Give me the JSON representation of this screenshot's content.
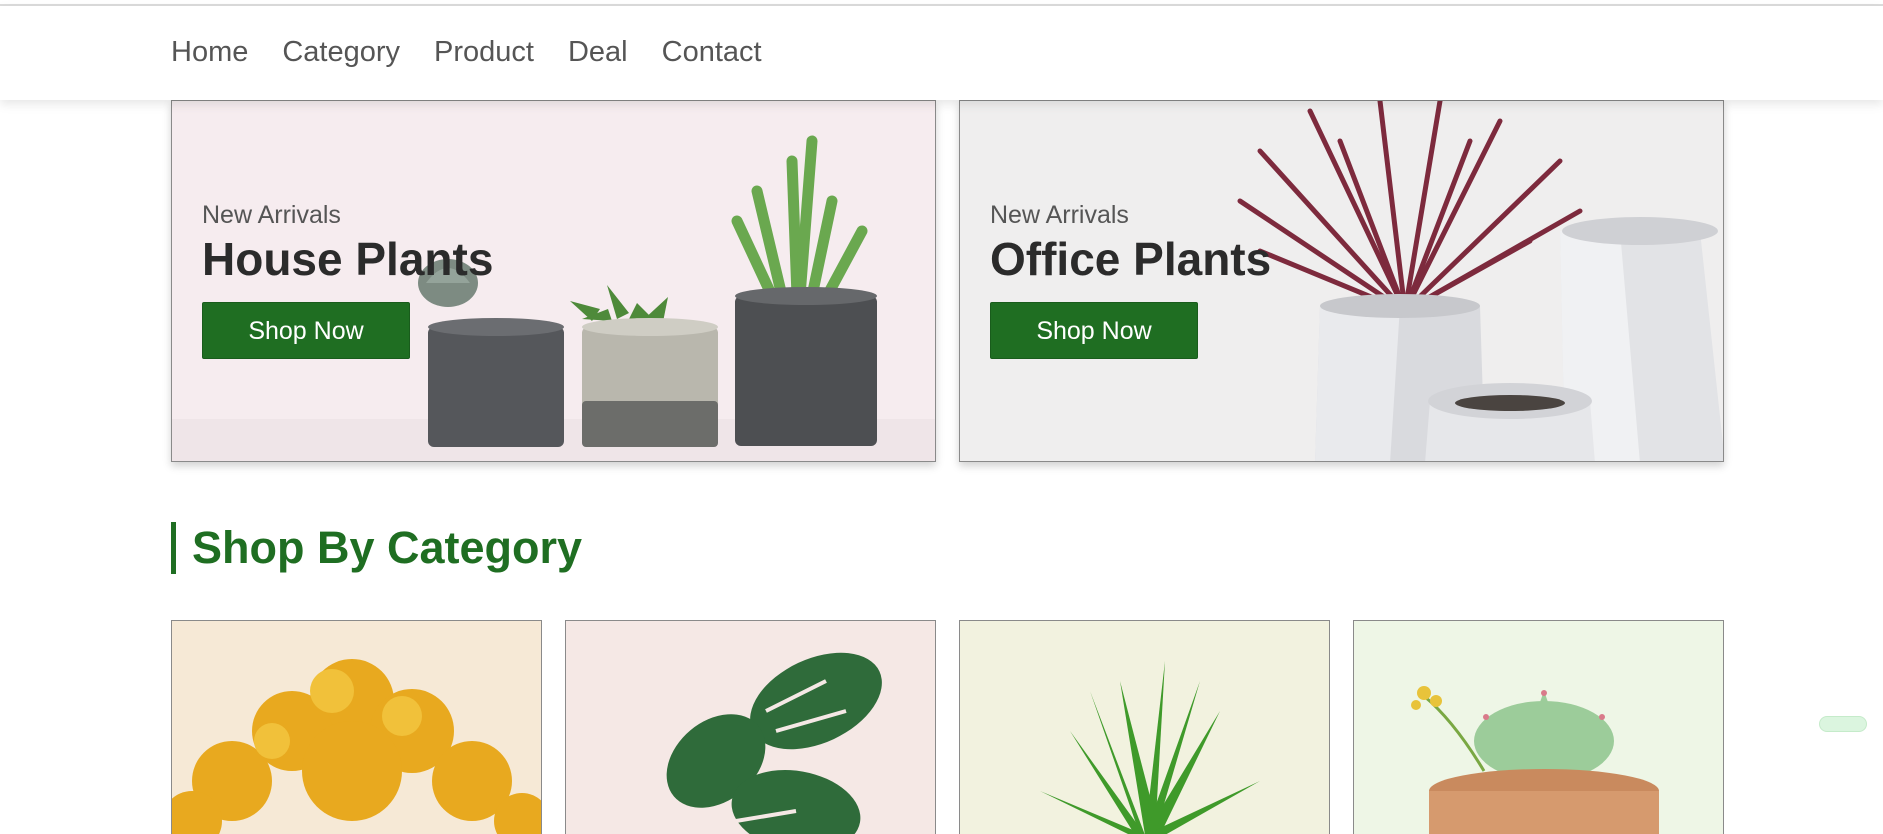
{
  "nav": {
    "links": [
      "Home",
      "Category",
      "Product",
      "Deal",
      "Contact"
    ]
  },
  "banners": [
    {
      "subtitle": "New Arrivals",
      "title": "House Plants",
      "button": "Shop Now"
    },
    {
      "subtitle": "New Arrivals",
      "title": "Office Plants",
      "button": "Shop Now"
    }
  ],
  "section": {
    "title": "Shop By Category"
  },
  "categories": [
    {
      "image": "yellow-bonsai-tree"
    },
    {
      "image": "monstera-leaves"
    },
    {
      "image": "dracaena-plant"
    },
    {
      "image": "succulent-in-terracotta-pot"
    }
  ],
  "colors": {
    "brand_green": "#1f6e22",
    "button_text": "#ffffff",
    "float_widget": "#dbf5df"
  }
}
──────
- YOUR GOAL: Every record above should be transcribed exactly; the pictures stay out of the copy.

- REPLY:
Give me the JSON representation of this screenshot's content.
{
  "nav": {
    "links": [
      "Home",
      "Category",
      "Product",
      "Deal",
      "Contact"
    ]
  },
  "banners": [
    {
      "subtitle": "New Arrivals",
      "title": "House Plants",
      "button": "Shop Now"
    },
    {
      "subtitle": "New Arrivals",
      "title": "Office Plants",
      "button": "Shop Now"
    }
  ],
  "section": {
    "title": "Shop By Category"
  },
  "categories": [
    {
      "image": "yellow-bonsai-tree"
    },
    {
      "image": "monstera-leaves"
    },
    {
      "image": "dracaena-plant"
    },
    {
      "image": "succulent-in-terracotta-pot"
    }
  ],
  "colors": {
    "brand_green": "#1f6e22",
    "button_text": "#ffffff",
    "float_widget": "#dbf5df"
  }
}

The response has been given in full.